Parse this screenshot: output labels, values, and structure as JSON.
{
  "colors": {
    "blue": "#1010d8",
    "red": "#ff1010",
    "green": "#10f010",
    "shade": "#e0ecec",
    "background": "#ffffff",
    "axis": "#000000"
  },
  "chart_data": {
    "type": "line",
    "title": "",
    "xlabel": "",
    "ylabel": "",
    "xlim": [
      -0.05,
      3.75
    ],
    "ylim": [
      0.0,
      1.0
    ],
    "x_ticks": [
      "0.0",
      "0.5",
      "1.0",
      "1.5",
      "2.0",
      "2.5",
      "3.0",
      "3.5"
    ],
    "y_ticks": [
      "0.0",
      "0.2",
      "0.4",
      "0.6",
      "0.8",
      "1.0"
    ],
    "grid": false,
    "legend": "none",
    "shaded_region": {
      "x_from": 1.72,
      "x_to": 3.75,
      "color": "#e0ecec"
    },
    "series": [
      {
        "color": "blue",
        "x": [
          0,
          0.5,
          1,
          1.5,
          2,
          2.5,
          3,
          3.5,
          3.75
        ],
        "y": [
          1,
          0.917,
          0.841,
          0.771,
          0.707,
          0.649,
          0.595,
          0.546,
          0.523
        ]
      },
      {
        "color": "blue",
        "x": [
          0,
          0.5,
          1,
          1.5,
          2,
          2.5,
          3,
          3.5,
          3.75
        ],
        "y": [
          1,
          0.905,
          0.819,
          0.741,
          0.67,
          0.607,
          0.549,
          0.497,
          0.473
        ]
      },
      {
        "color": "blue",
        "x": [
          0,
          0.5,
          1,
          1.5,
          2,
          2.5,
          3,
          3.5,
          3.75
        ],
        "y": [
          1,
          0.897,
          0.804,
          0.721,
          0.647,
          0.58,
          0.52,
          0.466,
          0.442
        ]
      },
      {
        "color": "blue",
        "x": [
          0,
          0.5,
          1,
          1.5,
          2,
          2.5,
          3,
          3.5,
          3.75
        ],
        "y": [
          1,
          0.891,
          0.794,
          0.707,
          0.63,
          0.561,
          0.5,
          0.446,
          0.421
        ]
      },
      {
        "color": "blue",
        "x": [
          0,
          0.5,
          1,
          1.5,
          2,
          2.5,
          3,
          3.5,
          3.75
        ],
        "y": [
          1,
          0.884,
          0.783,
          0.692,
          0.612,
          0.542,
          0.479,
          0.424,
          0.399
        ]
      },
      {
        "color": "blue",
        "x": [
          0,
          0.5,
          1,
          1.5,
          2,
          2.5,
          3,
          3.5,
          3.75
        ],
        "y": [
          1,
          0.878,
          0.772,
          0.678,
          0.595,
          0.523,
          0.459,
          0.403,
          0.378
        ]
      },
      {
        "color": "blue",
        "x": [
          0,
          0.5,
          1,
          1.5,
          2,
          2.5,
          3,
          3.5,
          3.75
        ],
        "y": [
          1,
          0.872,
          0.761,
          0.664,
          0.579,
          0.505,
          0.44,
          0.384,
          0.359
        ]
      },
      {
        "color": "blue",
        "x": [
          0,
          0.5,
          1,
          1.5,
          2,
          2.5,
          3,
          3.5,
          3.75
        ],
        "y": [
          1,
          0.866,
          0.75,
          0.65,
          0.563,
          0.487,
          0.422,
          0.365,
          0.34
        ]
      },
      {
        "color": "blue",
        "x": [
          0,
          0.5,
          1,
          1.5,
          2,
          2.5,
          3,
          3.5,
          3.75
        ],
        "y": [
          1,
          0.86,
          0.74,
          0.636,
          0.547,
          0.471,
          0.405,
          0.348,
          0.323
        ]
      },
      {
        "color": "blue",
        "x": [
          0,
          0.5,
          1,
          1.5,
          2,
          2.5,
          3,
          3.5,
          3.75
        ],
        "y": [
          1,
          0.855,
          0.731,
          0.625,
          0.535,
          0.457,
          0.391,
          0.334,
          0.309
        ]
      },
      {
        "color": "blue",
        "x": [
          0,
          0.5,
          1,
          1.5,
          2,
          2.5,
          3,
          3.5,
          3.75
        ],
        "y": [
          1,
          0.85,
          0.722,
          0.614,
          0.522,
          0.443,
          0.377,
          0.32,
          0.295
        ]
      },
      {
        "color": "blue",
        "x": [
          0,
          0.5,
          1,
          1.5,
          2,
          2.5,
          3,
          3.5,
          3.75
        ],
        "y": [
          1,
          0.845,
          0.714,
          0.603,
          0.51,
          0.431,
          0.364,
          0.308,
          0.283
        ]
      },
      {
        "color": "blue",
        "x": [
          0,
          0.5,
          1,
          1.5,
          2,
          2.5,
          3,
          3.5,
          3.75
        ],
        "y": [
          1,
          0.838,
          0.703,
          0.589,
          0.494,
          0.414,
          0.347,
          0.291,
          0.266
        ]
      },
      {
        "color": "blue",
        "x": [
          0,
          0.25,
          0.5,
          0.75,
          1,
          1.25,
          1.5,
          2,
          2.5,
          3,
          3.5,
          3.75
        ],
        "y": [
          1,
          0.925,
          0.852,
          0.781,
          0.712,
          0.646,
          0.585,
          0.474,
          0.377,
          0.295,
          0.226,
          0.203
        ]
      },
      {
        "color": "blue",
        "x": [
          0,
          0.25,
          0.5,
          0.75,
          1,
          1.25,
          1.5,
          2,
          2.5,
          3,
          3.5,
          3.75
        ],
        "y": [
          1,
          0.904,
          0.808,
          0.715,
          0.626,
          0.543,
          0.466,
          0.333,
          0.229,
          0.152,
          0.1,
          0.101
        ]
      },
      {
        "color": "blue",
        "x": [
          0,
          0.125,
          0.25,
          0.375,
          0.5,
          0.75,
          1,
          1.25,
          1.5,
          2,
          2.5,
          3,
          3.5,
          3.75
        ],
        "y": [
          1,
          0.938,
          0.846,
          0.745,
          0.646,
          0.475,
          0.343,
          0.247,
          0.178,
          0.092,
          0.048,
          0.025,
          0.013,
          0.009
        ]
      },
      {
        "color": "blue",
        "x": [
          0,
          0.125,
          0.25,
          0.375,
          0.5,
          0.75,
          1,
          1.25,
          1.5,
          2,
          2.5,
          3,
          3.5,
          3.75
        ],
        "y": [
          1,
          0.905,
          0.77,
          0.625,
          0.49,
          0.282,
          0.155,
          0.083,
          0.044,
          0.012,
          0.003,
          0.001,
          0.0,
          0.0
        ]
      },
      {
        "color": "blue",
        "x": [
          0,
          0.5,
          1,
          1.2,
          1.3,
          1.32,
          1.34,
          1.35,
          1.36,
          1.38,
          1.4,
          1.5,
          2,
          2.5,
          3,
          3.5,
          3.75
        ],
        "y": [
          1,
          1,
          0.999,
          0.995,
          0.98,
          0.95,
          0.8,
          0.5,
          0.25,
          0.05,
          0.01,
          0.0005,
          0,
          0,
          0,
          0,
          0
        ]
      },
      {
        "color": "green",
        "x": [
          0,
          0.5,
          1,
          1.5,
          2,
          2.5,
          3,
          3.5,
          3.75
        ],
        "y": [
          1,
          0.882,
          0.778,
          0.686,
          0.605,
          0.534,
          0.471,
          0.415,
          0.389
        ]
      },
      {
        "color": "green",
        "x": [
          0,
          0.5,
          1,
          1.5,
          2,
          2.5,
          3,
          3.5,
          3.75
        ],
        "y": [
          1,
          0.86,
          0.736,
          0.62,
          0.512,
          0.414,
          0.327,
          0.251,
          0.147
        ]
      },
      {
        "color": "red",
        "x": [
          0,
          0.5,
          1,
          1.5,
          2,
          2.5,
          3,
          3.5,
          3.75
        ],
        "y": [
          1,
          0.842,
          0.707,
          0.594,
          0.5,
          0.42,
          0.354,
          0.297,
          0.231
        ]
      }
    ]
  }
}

--------

=== Work instructions ===
Show the data once more, exactly as it was written.

=== Solution to the problem ===
Parse this screenshot: output labels, values, and structure as JSON.
{
  "colors": {
    "blue": "#1010d8",
    "red": "#ff1010",
    "green": "#10f010",
    "shade": "#e0ecec",
    "background": "#ffffff",
    "axis": "#000000"
  },
  "chart_data": {
    "type": "line",
    "title": "",
    "xlabel": "",
    "ylabel": "",
    "xlim": [
      -0.05,
      3.75
    ],
    "ylim": [
      0.0,
      1.0
    ],
    "x_ticks": [
      "0.0",
      "0.5",
      "1.0",
      "1.5",
      "2.0",
      "2.5",
      "3.0",
      "3.5"
    ],
    "y_ticks": [
      "0.0",
      "0.2",
      "0.4",
      "0.6",
      "0.8",
      "1.0"
    ],
    "grid": false,
    "legend": "none",
    "shaded_region": {
      "x_from": 1.72,
      "x_to": 3.75,
      "color": "#e0ecec"
    },
    "series": [
      {
        "color": "blue",
        "x": [
          0,
          0.5,
          1,
          1.5,
          2,
          2.5,
          3,
          3.5,
          3.75
        ],
        "y": [
          1,
          0.917,
          0.841,
          0.771,
          0.707,
          0.649,
          0.595,
          0.546,
          0.523
        ]
      },
      {
        "color": "blue",
        "x": [
          0,
          0.5,
          1,
          1.5,
          2,
          2.5,
          3,
          3.5,
          3.75
        ],
        "y": [
          1,
          0.905,
          0.819,
          0.741,
          0.67,
          0.607,
          0.549,
          0.497,
          0.473
        ]
      },
      {
        "color": "blue",
        "x": [
          0,
          0.5,
          1,
          1.5,
          2,
          2.5,
          3,
          3.5,
          3.75
        ],
        "y": [
          1,
          0.897,
          0.804,
          0.721,
          0.647,
          0.58,
          0.52,
          0.466,
          0.442
        ]
      },
      {
        "color": "blue",
        "x": [
          0,
          0.5,
          1,
          1.5,
          2,
          2.5,
          3,
          3.5,
          3.75
        ],
        "y": [
          1,
          0.891,
          0.794,
          0.707,
          0.63,
          0.561,
          0.5,
          0.446,
          0.421
        ]
      },
      {
        "color": "blue",
        "x": [
          0,
          0.5,
          1,
          1.5,
          2,
          2.5,
          3,
          3.5,
          3.75
        ],
        "y": [
          1,
          0.884,
          0.783,
          0.692,
          0.612,
          0.542,
          0.479,
          0.424,
          0.399
        ]
      },
      {
        "color": "blue",
        "x": [
          0,
          0.5,
          1,
          1.5,
          2,
          2.5,
          3,
          3.5,
          3.75
        ],
        "y": [
          1,
          0.878,
          0.772,
          0.678,
          0.595,
          0.523,
          0.459,
          0.403,
          0.378
        ]
      },
      {
        "color": "blue",
        "x": [
          0,
          0.5,
          1,
          1.5,
          2,
          2.5,
          3,
          3.5,
          3.75
        ],
        "y": [
          1,
          0.872,
          0.761,
          0.664,
          0.579,
          0.505,
          0.44,
          0.384,
          0.359
        ]
      },
      {
        "color": "blue",
        "x": [
          0,
          0.5,
          1,
          1.5,
          2,
          2.5,
          3,
          3.5,
          3.75
        ],
        "y": [
          1,
          0.866,
          0.75,
          0.65,
          0.563,
          0.487,
          0.422,
          0.365,
          0.34
        ]
      },
      {
        "color": "blue",
        "x": [
          0,
          0.5,
          1,
          1.5,
          2,
          2.5,
          3,
          3.5,
          3.75
        ],
        "y": [
          1,
          0.86,
          0.74,
          0.636,
          0.547,
          0.471,
          0.405,
          0.348,
          0.323
        ]
      },
      {
        "color": "blue",
        "x": [
          0,
          0.5,
          1,
          1.5,
          2,
          2.5,
          3,
          3.5,
          3.75
        ],
        "y": [
          1,
          0.855,
          0.731,
          0.625,
          0.535,
          0.457,
          0.391,
          0.334,
          0.309
        ]
      },
      {
        "color": "blue",
        "x": [
          0,
          0.5,
          1,
          1.5,
          2,
          2.5,
          3,
          3.5,
          3.75
        ],
        "y": [
          1,
          0.85,
          0.722,
          0.614,
          0.522,
          0.443,
          0.377,
          0.32,
          0.295
        ]
      },
      {
        "color": "blue",
        "x": [
          0,
          0.5,
          1,
          1.5,
          2,
          2.5,
          3,
          3.5,
          3.75
        ],
        "y": [
          1,
          0.845,
          0.714,
          0.603,
          0.51,
          0.431,
          0.364,
          0.308,
          0.283
        ]
      },
      {
        "color": "blue",
        "x": [
          0,
          0.5,
          1,
          1.5,
          2,
          2.5,
          3,
          3.5,
          3.75
        ],
        "y": [
          1,
          0.838,
          0.703,
          0.589,
          0.494,
          0.414,
          0.347,
          0.291,
          0.266
        ]
      },
      {
        "color": "blue",
        "x": [
          0,
          0.25,
          0.5,
          0.75,
          1,
          1.25,
          1.5,
          2,
          2.5,
          3,
          3.5,
          3.75
        ],
        "y": [
          1,
          0.925,
          0.852,
          0.781,
          0.712,
          0.646,
          0.585,
          0.474,
          0.377,
          0.295,
          0.226,
          0.203
        ]
      },
      {
        "color": "blue",
        "x": [
          0,
          0.25,
          0.5,
          0.75,
          1,
          1.25,
          1.5,
          2,
          2.5,
          3,
          3.5,
          3.75
        ],
        "y": [
          1,
          0.904,
          0.808,
          0.715,
          0.626,
          0.543,
          0.466,
          0.333,
          0.229,
          0.152,
          0.1,
          0.101
        ]
      },
      {
        "color": "blue",
        "x": [
          0,
          0.125,
          0.25,
          0.375,
          0.5,
          0.75,
          1,
          1.25,
          1.5,
          2,
          2.5,
          3,
          3.5,
          3.75
        ],
        "y": [
          1,
          0.938,
          0.846,
          0.745,
          0.646,
          0.475,
          0.343,
          0.247,
          0.178,
          0.092,
          0.048,
          0.025,
          0.013,
          0.009
        ]
      },
      {
        "color": "blue",
        "x": [
          0,
          0.125,
          0.25,
          0.375,
          0.5,
          0.75,
          1,
          1.25,
          1.5,
          2,
          2.5,
          3,
          3.5,
          3.75
        ],
        "y": [
          1,
          0.905,
          0.77,
          0.625,
          0.49,
          0.282,
          0.155,
          0.083,
          0.044,
          0.012,
          0.003,
          0.001,
          0.0,
          0.0
        ]
      },
      {
        "color": "blue",
        "x": [
          0,
          0.5,
          1,
          1.2,
          1.3,
          1.32,
          1.34,
          1.35,
          1.36,
          1.38,
          1.4,
          1.5,
          2,
          2.5,
          3,
          3.5,
          3.75
        ],
        "y": [
          1,
          1,
          0.999,
          0.995,
          0.98,
          0.95,
          0.8,
          0.5,
          0.25,
          0.05,
          0.01,
          0.0005,
          0,
          0,
          0,
          0,
          0
        ]
      },
      {
        "color": "green",
        "x": [
          0,
          0.5,
          1,
          1.5,
          2,
          2.5,
          3,
          3.5,
          3.75
        ],
        "y": [
          1,
          0.882,
          0.778,
          0.686,
          0.605,
          0.534,
          0.471,
          0.415,
          0.389
        ]
      },
      {
        "color": "green",
        "x": [
          0,
          0.5,
          1,
          1.5,
          2,
          2.5,
          3,
          3.5,
          3.75
        ],
        "y": [
          1,
          0.86,
          0.736,
          0.62,
          0.512,
          0.414,
          0.327,
          0.251,
          0.147
        ]
      },
      {
        "color": "red",
        "x": [
          0,
          0.5,
          1,
          1.5,
          2,
          2.5,
          3,
          3.5,
          3.75
        ],
        "y": [
          1,
          0.842,
          0.707,
          0.594,
          0.5,
          0.42,
          0.354,
          0.297,
          0.231
        ]
      }
    ]
  }
}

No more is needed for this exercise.